Find the line containing "Extract the structured". Return it and every line after it, unchanged, up to and including the last line.

START Available data

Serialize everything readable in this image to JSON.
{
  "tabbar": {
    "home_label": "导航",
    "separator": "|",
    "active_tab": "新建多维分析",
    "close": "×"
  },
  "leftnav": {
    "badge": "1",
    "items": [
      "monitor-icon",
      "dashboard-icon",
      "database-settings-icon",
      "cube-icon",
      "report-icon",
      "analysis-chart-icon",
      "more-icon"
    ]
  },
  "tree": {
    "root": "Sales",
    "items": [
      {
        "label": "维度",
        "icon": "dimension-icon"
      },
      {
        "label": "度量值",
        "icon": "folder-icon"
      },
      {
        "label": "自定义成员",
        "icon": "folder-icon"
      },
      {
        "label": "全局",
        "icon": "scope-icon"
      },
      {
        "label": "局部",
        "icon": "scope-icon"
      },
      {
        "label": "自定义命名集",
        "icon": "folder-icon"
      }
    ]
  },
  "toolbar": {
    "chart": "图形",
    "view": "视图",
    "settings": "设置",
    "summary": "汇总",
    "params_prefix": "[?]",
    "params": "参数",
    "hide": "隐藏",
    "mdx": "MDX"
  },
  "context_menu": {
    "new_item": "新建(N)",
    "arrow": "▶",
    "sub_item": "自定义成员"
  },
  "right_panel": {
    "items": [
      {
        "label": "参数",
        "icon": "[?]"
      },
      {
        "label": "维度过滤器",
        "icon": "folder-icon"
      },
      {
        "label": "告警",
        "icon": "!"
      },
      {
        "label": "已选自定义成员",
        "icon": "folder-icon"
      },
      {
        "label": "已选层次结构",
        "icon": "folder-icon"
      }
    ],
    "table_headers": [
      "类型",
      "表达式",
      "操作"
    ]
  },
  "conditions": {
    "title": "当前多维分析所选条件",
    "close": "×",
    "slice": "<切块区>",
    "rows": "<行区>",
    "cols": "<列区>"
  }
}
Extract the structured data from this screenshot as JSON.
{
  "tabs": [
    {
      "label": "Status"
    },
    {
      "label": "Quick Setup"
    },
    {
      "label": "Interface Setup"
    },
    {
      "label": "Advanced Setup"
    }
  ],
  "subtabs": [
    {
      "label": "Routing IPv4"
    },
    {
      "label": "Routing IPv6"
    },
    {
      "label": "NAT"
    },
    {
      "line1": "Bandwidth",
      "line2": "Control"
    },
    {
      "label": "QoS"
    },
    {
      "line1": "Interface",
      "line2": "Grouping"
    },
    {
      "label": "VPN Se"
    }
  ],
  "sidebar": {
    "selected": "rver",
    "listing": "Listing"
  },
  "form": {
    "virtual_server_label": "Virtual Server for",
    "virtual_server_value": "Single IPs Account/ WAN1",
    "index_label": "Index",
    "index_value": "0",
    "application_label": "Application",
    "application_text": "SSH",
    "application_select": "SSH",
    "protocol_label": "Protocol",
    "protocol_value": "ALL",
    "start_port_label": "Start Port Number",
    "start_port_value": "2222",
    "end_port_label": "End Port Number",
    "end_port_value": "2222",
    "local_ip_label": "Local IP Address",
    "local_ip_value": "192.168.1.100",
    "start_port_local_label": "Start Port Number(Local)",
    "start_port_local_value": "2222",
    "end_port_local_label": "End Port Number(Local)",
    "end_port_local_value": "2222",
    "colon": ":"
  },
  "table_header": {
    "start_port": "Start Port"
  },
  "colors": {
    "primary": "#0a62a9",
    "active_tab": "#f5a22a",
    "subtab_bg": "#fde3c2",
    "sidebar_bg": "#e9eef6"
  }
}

END Available data

Solved problem |
Extract the structured data from this screenshot as JSON.
{
  "tabs": [
    {
      "label": "Status"
    },
    {
      "label": "Quick Setup"
    },
    {
      "label": "Interface Setup"
    },
    {
      "label": "Advanced Setup"
    }
  ],
  "subtabs": [
    {
      "label": "Routing IPv4"
    },
    {
      "label": "Routing IPv6"
    },
    {
      "label": "NAT"
    },
    {
      "line1": "Bandwidth",
      "line2": "Control"
    },
    {
      "label": "QoS"
    },
    {
      "line1": "Interface",
      "line2": "Grouping"
    },
    {
      "label": "VPN Se"
    }
  ],
  "sidebar": {
    "selected": "rver",
    "listing": "Listing"
  },
  "form": {
    "virtual_server_label": "Virtual Server for",
    "virtual_server_value": "Single IPs Account/ WAN1",
    "index_label": "Index",
    "index_value": "0",
    "application_label": "Application",
    "application_text": "SSH",
    "application_select": "SSH",
    "protocol_label": "Protocol",
    "protocol_value": "ALL",
    "start_port_label": "Start Port Number",
    "start_port_value": "2222",
    "end_port_label": "End Port Number",
    "end_port_value": "2222",
    "local_ip_label": "Local IP Address",
    "local_ip_value": "192.168.1.100",
    "start_port_local_label": "Start Port Number(Local)",
    "start_port_local_value": "2222",
    "end_port_local_label": "End Port Number(Local)",
    "end_port_local_value": "2222",
    "colon": ":"
  },
  "table_header": {
    "start_port": "Start Port"
  },
  "colors": {
    "primary": "#0a62a9",
    "active_tab": "#f5a22a",
    "subtab_bg": "#fde3c2",
    "sidebar_bg": "#e9eef6"
  }
}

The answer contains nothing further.